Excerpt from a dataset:

# # # # #

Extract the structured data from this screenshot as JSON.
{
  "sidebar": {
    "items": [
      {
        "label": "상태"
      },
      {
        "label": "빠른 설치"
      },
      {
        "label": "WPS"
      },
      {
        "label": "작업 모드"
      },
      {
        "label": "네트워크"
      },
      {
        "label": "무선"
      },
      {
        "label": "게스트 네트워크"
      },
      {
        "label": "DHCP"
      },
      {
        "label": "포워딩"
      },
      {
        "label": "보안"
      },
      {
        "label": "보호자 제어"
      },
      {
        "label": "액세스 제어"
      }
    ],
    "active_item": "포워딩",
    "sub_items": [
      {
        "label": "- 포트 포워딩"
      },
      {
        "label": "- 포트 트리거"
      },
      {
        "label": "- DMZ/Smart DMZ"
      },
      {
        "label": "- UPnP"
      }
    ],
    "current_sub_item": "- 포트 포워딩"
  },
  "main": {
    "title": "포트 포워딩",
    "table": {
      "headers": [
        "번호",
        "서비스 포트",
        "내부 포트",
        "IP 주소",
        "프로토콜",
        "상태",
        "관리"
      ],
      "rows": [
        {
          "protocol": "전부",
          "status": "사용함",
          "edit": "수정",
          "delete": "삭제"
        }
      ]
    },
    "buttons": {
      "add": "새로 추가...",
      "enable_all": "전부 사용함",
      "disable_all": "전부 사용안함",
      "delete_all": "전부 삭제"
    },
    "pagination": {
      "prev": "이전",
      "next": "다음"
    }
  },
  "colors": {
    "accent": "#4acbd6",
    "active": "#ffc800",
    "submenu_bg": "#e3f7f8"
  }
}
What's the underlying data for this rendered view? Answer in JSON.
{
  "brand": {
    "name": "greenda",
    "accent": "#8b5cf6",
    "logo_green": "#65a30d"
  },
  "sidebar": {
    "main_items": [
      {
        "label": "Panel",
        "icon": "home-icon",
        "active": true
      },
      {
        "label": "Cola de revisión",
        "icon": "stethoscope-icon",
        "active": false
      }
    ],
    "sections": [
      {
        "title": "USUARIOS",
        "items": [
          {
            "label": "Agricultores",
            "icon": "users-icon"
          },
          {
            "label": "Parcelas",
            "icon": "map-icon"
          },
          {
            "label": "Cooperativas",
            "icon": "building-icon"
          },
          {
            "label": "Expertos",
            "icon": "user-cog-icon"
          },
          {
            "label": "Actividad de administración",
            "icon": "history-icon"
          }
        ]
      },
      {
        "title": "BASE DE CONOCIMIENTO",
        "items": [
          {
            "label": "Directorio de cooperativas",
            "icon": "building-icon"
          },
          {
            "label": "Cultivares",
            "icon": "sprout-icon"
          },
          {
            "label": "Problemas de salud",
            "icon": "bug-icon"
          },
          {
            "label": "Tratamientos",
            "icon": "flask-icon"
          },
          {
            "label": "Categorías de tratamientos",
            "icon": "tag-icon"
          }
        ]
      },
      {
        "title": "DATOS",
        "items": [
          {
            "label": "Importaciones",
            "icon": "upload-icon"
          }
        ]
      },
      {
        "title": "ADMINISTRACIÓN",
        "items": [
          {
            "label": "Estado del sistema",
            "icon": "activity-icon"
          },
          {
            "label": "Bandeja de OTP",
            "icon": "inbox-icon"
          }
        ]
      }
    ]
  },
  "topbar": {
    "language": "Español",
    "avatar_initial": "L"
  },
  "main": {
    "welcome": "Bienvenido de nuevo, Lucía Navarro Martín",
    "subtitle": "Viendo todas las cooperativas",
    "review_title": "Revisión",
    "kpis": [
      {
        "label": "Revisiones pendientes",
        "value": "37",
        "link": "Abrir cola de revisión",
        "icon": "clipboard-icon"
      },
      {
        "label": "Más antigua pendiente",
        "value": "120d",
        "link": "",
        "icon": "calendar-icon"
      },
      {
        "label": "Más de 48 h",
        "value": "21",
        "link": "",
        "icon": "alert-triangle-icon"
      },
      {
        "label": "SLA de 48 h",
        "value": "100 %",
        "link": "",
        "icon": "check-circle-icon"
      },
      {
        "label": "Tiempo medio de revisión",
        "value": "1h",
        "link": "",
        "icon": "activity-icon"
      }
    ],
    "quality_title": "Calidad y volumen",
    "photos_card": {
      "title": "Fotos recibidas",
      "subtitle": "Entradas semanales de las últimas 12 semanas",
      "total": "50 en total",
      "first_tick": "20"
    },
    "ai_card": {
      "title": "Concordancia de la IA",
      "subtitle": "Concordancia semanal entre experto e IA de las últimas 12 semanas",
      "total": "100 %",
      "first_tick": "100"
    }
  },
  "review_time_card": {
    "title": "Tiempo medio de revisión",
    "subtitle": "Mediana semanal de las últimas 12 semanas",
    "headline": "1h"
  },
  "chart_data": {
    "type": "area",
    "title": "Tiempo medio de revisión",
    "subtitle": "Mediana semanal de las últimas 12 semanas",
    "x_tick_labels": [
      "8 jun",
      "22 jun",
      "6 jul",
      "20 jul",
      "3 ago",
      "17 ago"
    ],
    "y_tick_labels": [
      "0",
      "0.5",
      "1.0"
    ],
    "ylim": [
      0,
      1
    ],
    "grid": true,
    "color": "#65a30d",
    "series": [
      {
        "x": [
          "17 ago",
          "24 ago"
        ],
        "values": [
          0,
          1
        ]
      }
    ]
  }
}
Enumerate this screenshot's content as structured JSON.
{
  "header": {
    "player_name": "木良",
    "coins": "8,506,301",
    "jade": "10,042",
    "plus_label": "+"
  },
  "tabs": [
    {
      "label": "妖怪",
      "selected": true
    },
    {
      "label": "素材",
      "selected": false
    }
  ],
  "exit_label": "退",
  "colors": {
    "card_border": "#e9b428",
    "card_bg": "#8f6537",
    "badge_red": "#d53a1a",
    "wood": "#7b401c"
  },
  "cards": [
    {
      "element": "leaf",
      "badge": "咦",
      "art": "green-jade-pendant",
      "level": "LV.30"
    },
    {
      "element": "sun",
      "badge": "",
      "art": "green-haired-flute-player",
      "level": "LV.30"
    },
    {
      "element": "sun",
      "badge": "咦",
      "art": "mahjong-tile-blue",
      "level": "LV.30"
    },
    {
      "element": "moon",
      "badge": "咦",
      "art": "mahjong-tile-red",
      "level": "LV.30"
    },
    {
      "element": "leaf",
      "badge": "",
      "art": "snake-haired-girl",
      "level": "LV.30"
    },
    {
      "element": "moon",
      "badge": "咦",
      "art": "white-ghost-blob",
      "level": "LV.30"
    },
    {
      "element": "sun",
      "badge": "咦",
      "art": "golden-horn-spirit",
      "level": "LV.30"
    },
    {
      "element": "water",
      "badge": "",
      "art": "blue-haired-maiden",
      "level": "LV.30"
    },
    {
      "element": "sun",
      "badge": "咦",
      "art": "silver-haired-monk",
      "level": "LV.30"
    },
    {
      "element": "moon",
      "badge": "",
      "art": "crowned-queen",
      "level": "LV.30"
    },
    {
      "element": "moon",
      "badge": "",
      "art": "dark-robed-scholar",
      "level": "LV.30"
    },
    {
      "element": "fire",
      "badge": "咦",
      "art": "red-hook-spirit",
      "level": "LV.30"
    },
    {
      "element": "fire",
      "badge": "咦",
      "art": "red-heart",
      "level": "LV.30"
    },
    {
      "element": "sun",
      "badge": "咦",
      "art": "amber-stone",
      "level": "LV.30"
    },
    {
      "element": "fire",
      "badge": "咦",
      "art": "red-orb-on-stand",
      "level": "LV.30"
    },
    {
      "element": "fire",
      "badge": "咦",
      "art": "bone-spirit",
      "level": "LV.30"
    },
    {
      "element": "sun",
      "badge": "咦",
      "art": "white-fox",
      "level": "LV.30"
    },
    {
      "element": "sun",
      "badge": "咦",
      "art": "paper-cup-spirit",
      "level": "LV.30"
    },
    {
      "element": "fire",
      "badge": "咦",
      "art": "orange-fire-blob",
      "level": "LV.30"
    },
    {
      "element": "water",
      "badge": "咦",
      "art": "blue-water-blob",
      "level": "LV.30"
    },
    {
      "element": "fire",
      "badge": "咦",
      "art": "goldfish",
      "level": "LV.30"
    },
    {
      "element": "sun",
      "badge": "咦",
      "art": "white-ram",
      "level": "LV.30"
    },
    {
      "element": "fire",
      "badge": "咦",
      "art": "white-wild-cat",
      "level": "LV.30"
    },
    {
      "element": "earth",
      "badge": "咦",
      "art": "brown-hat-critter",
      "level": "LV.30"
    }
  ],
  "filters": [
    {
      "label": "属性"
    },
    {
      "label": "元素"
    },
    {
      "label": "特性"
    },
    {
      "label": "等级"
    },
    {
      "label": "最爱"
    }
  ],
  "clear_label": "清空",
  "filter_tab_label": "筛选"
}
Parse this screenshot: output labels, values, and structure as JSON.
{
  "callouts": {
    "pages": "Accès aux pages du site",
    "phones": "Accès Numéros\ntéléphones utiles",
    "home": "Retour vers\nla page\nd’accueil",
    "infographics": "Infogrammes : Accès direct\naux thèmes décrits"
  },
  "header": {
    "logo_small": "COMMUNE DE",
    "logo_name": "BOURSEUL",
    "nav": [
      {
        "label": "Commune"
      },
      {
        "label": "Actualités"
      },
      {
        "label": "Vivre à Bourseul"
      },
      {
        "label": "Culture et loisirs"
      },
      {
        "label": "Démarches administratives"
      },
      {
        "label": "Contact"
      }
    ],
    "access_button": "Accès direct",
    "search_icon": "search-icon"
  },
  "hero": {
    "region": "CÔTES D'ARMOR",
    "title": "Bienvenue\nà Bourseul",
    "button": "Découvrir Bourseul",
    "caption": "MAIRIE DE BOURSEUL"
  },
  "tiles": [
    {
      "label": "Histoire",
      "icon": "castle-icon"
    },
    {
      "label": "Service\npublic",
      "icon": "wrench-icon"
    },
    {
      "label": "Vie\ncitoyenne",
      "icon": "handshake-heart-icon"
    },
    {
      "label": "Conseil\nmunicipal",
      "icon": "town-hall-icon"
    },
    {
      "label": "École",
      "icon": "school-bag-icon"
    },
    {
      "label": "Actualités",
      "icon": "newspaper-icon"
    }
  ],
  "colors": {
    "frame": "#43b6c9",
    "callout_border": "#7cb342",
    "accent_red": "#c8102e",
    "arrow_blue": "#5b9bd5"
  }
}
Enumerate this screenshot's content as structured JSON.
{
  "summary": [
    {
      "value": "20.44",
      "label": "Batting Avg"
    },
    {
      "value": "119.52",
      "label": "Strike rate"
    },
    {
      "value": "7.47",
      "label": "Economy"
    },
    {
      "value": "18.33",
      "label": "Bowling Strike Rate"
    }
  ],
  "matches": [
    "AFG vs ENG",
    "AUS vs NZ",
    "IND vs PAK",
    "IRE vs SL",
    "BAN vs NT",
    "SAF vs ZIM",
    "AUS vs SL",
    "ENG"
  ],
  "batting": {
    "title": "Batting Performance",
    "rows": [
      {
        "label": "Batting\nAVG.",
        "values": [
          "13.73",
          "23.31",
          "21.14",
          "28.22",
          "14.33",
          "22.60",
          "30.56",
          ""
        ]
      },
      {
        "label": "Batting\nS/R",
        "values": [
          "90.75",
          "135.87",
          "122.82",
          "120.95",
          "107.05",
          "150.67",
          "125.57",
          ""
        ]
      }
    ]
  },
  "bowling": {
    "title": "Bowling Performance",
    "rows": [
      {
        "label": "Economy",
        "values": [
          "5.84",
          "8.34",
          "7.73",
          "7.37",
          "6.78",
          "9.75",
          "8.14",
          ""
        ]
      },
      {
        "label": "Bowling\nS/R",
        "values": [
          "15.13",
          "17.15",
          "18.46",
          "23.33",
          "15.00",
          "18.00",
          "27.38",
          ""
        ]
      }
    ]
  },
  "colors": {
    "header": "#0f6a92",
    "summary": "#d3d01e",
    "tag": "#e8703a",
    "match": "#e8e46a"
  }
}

# # # # #

**Required task:**
How many lines of these entries contain "white"? Answer with the number and nothing else.

**Completed task:**
4